- Aim of the task
The records below must be written out exactly, with every picture left behind.

[Collected data entries]
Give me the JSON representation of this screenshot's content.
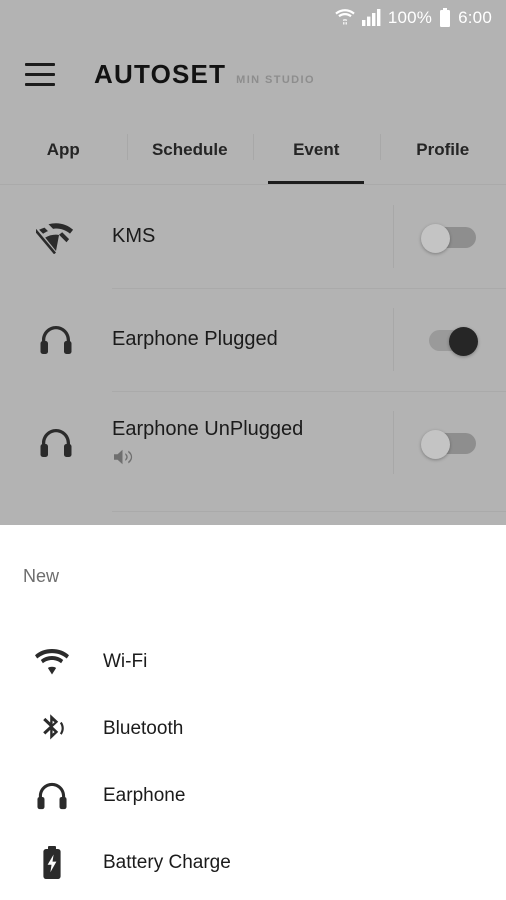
{
  "status_bar": {
    "wifi_icon": "wifi-data-icon",
    "signal_icon": "cellular-signal-icon",
    "battery_percent": "100%",
    "battery_icon": "battery-full-icon",
    "time": "6:00"
  },
  "app_bar": {
    "menu_icon": "hamburger-menu-icon",
    "title": "AUTOSET",
    "subtitle": "MIN STUDIO"
  },
  "tabs": [
    {
      "label": "App",
      "active": false
    },
    {
      "label": "Schedule",
      "active": false
    },
    {
      "label": "Event",
      "active": true
    },
    {
      "label": "Profile",
      "active": false
    }
  ],
  "event_list": [
    {
      "icon": "wifi-off-icon",
      "label": "KMS",
      "sub_icon": null,
      "toggle_state": "off"
    },
    {
      "icon": "headphone-icon",
      "label": "Earphone Plugged",
      "sub_icon": null,
      "toggle_state": "on"
    },
    {
      "icon": "headphone-icon",
      "label": "Earphone UnPlugged",
      "sub_icon": "volume-icon",
      "toggle_state": "off"
    }
  ],
  "bottom_sheet": {
    "title": "New",
    "items": [
      {
        "icon": "wifi-icon",
        "label": "Wi-Fi"
      },
      {
        "icon": "bluetooth-audio-icon",
        "label": "Bluetooth"
      },
      {
        "icon": "headphone-icon",
        "label": "Earphone"
      },
      {
        "icon": "battery-charging-icon",
        "label": "Battery Charge"
      }
    ]
  },
  "colors": {
    "scrim": "#b3b3b3",
    "sheet_background": "#ffffff",
    "text_primary": "#1b1b1b",
    "text_muted": "#6d6d6d",
    "toggle_on_thumb": "#262626",
    "toggle_off_thumb": "#c4c4c4",
    "divider": "#aaaaaa",
    "status_bar_text": "#ffffff"
  }
}
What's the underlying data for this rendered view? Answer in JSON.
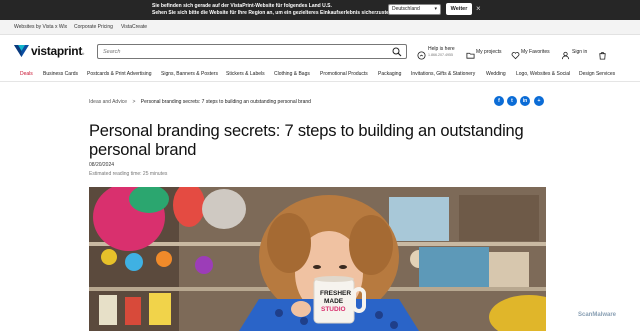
{
  "banner": {
    "line1": "Sie befinden sich gerade auf der VistaPrint-Website für folgendes Land U.S.",
    "line2": "Sehen Sie sich bitte die Website für Ihre Region an, um ein gezielteres Einkaufserlebnis sicherzustellen.",
    "country_select": "Deutschland",
    "confirm_label": "Weiter",
    "close_icon": "×"
  },
  "utility": {
    "items": [
      "Websites by Vista x Wix",
      "Corporate Pricing",
      "VistaCreate"
    ]
  },
  "header": {
    "logo_text": "vistaprint",
    "search_placeholder": "Search",
    "help_label": "Help is here",
    "help_phone": "1.866.207.4955",
    "projects_label": "My projects",
    "favorites_label": "My Favorites",
    "signin_label": "Sign in"
  },
  "categories": [
    "Deals",
    "Business Cards",
    "Postcards & Print Advertising",
    "Signs, Banners & Posters",
    "Stickers & Labels",
    "Clothing & Bags",
    "Promotional Products",
    "Packaging",
    "Invitations, Gifts & Stationery",
    "Wedding",
    "Logo, Websites & Social",
    "Design Services"
  ],
  "breadcrumb": {
    "parent": "Ideas and Advice",
    "separator": ">",
    "current": "Personal branding secrets: 7 steps to building an outstanding personal brand"
  },
  "share": {
    "facebook": "f",
    "twitter": "t",
    "linkedin": "in",
    "more": "+"
  },
  "article": {
    "title": "Personal branding secrets: 7 steps to building an outstanding personal brand",
    "date": "08/20/2024",
    "reading_time": "Estimated reading time: 25 minutes",
    "mug_text_1": "FRESHER",
    "mug_text_2": "MADE",
    "mug_text_3": "STUDIO"
  },
  "watermark": "ScanMalware",
  "colors": {
    "accent_blue": "#0b6cd6",
    "deals_red": "#c8102e",
    "banner_bg": "#262626"
  }
}
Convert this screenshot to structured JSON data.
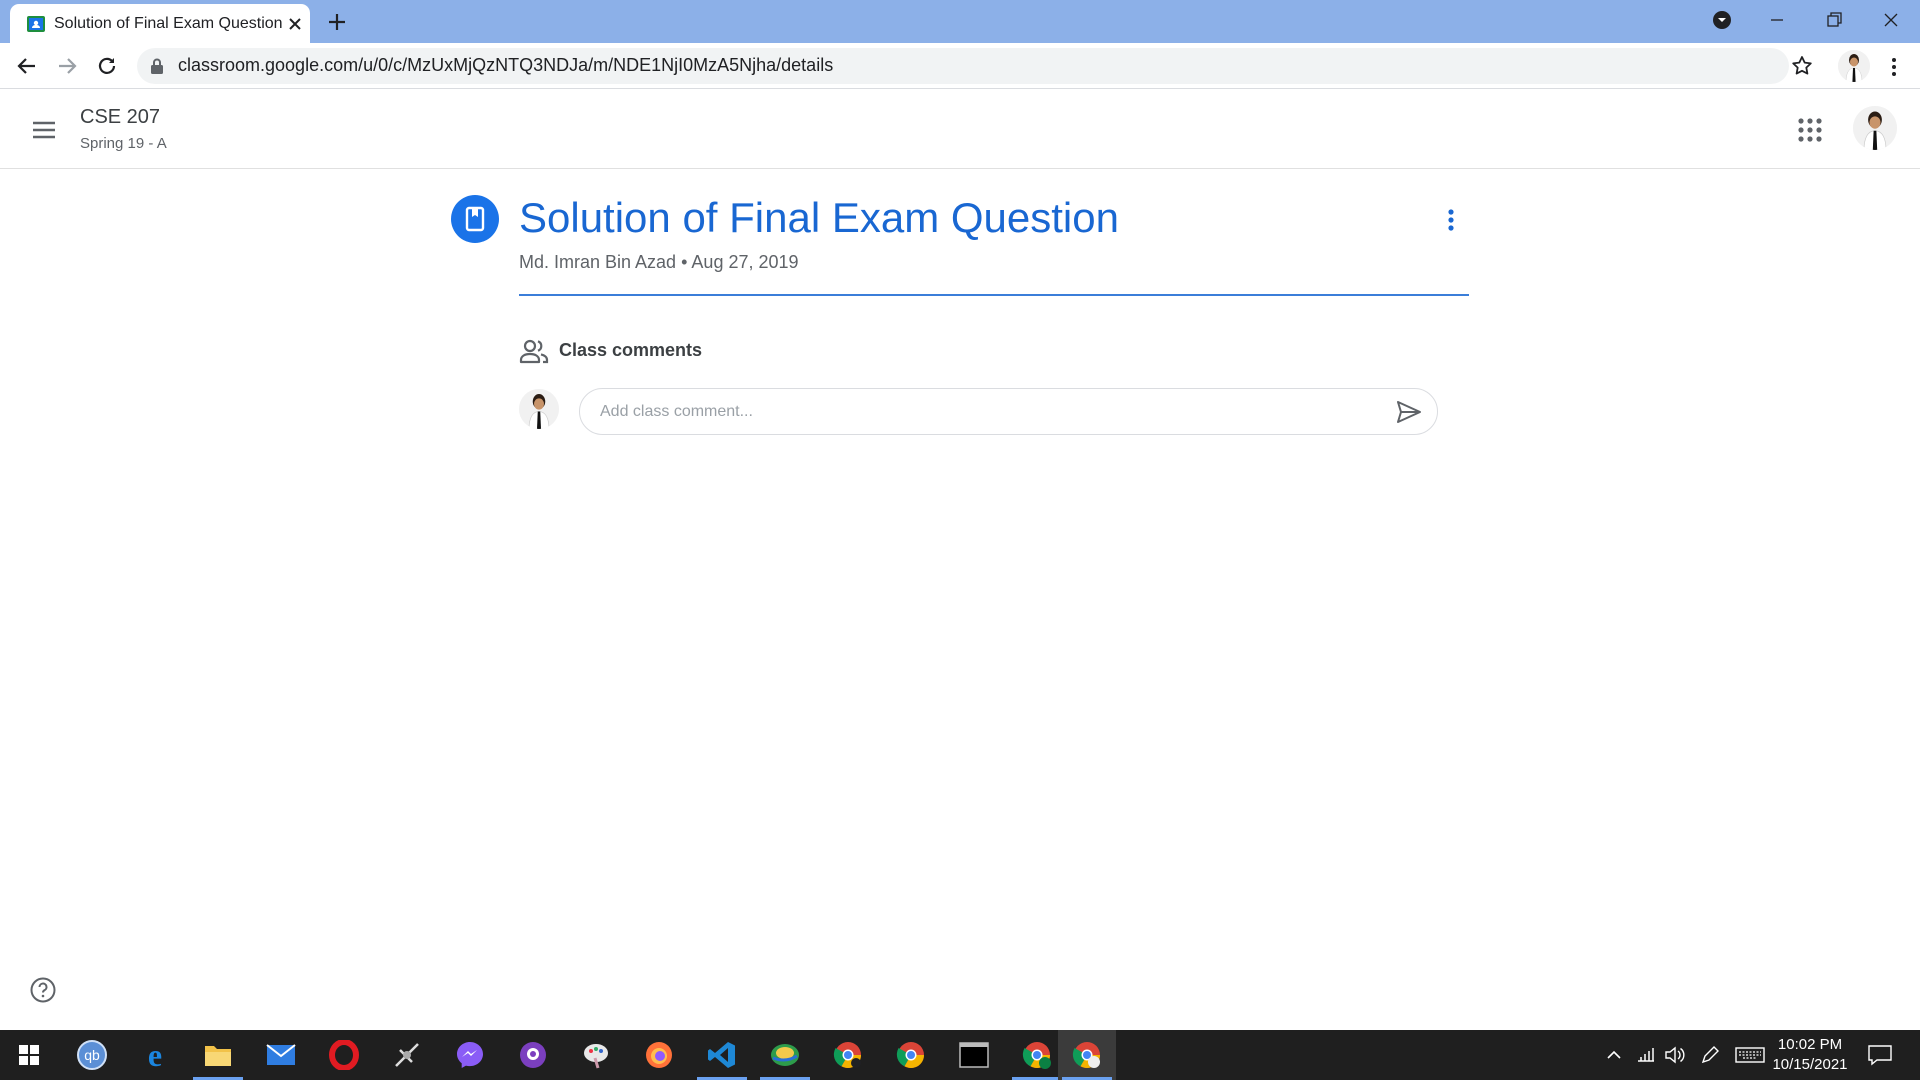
{
  "browser": {
    "tab_title": "Solution of Final Exam Question",
    "url": "classroom.google.com/u/0/c/MzUxMjQzNTQ3NDJa/m/NDE1NjI0MzA5Njha/details"
  },
  "header": {
    "course_name": "CSE 207",
    "course_section": "Spring 19 - A"
  },
  "post": {
    "title": "Solution of Final Exam Question",
    "author": "Md. Imran Bin Azad",
    "separator": "•",
    "date": "Aug 27, 2019"
  },
  "comments": {
    "label": "Class comments",
    "placeholder": "Add class comment...",
    "value": ""
  },
  "taskbar": {
    "time": "10:02 PM",
    "date": "10/15/2021",
    "apps": [
      "start-icon",
      "qbittorrent-icon",
      "edge-icon",
      "file-explorer-icon",
      "mail-icon",
      "opera-icon",
      "satellite-app-icon",
      "messenger-icon",
      "github-desktop-icon",
      "paint-app-icon",
      "firefox-icon",
      "vscode-icon",
      "earth-app-icon",
      "chrome-profile-icon",
      "chrome-icon",
      "terminal-icon",
      "chrome-ek-icon",
      "chrome-active-icon"
    ]
  },
  "colors": {
    "accent": "#1967d2",
    "tabstrip": "#8cb0e8",
    "taskbar": "#1f1f1f"
  }
}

- Task result
Give me the JSON representation of this screenshot's content.
{
  "status_bar": {
    "wifi_icon": "wifi-data-icon",
    "signal_icon": "cellular-signal-icon",
    "battery_percent": "100%",
    "battery_icon": "battery-full-icon",
    "time": "6:00"
  },
  "app_bar": {
    "menu_icon": "hamburger-menu-icon",
    "title": "AUTOSET",
    "subtitle": "MIN STUDIO"
  },
  "tabs": [
    {
      "label": "App",
      "active": false
    },
    {
      "label": "Schedule",
      "active": false
    },
    {
      "label": "Event",
      "active": true
    },
    {
      "label": "Profile",
      "active": false
    }
  ],
  "event_list": [
    {
      "icon": "wifi-off-icon",
      "label": "KMS",
      "sub_icon": null,
      "toggle_state": "off"
    },
    {
      "icon": "headphone-icon",
      "label": "Earphone Plugged",
      "sub_icon": null,
      "toggle_state": "on"
    },
    {
      "icon": "headphone-icon",
      "label": "Earphone UnPlugged",
      "sub_icon": "volume-icon",
      "toggle_state": "off"
    }
  ],
  "bottom_sheet": {
    "title": "New",
    "items": [
      {
        "icon": "wifi-icon",
        "label": "Wi-Fi"
      },
      {
        "icon": "bluetooth-audio-icon",
        "label": "Bluetooth"
      },
      {
        "icon": "headphone-icon",
        "label": "Earphone"
      },
      {
        "icon": "battery-charging-icon",
        "label": "Battery Charge"
      }
    ]
  },
  "colors": {
    "scrim": "#b3b3b3",
    "sheet_background": "#ffffff",
    "text_primary": "#1b1b1b",
    "text_muted": "#6d6d6d",
    "toggle_on_thumb": "#262626",
    "toggle_off_thumb": "#c4c4c4",
    "divider": "#aaaaaa",
    "status_bar_text": "#ffffff"
  }
}
What's the underlying data for this rendered view? Answer in JSON.
{
  "banner": {
    "line1": "Sie befinden sich gerade auf der VistaPrint-Website für folgendes Land U.S.",
    "line2": "Sehen Sie sich bitte die Website für Ihre Region an, um ein gezielteres Einkaufserlebnis sicherzustellen.",
    "country_select": "Deutschland",
    "confirm_label": "Weiter",
    "close_icon": "×"
  },
  "utility": {
    "items": [
      "Websites by Vista x Wix",
      "Corporate Pricing",
      "VistaCreate"
    ]
  },
  "header": {
    "logo_text": "vistaprint",
    "search_placeholder": "Search",
    "help_label": "Help is here",
    "help_phone": "1.866.207.4955",
    "projects_label": "My projects",
    "favorites_label": "My Favorites",
    "signin_label": "Sign in"
  },
  "categories": [
    "Deals",
    "Business Cards",
    "Postcards & Print Advertising",
    "Signs, Banners & Posters",
    "Stickers & Labels",
    "Clothing & Bags",
    "Promotional Products",
    "Packaging",
    "Invitations, Gifts & Stationery",
    "Wedding",
    "Logo, Websites & Social",
    "Design Services"
  ],
  "breadcrumb": {
    "parent": "Ideas and Advice",
    "separator": ">",
    "current": "Personal branding secrets: 7 steps to building an outstanding personal brand"
  },
  "share": {
    "facebook": "f",
    "twitter": "t",
    "linkedin": "in",
    "more": "+"
  },
  "article": {
    "title": "Personal branding secrets: 7 steps to building an outstanding personal brand",
    "date": "08/20/2024",
    "reading_time": "Estimated reading time: 25 minutes",
    "mug_text_1": "FRESHER",
    "mug_text_2": "MADE",
    "mug_text_3": "STUDIO"
  },
  "watermark": "ScanMalware",
  "colors": {
    "accent_blue": "#0b6cd6",
    "deals_red": "#c8102e",
    "banner_bg": "#262626"
  }
}
Convert this screenshot to structured JSON data.
{
  "browser": {
    "tab_title": "Solution of Final Exam Question",
    "url": "classroom.google.com/u/0/c/MzUxMjQzNTQ3NDJa/m/NDE1NjI0MzA5Njha/details"
  },
  "header": {
    "course_name": "CSE 207",
    "course_section": "Spring 19 - A"
  },
  "post": {
    "title": "Solution of Final Exam Question",
    "author": "Md. Imran Bin Azad",
    "separator": "•",
    "date": "Aug 27, 2019"
  },
  "comments": {
    "label": "Class comments",
    "placeholder": "Add class comment...",
    "value": ""
  },
  "taskbar": {
    "time": "10:02 PM",
    "date": "10/15/2021",
    "apps": [
      "start-icon",
      "qbittorrent-icon",
      "edge-icon",
      "file-explorer-icon",
      "mail-icon",
      "opera-icon",
      "satellite-app-icon",
      "messenger-icon",
      "github-desktop-icon",
      "paint-app-icon",
      "firefox-icon",
      "vscode-icon",
      "earth-app-icon",
      "chrome-profile-icon",
      "chrome-icon",
      "terminal-icon",
      "chrome-ek-icon",
      "chrome-active-icon"
    ]
  },
  "colors": {
    "accent": "#1967d2",
    "tabstrip": "#8cb0e8",
    "taskbar": "#1f1f1f"
  }
}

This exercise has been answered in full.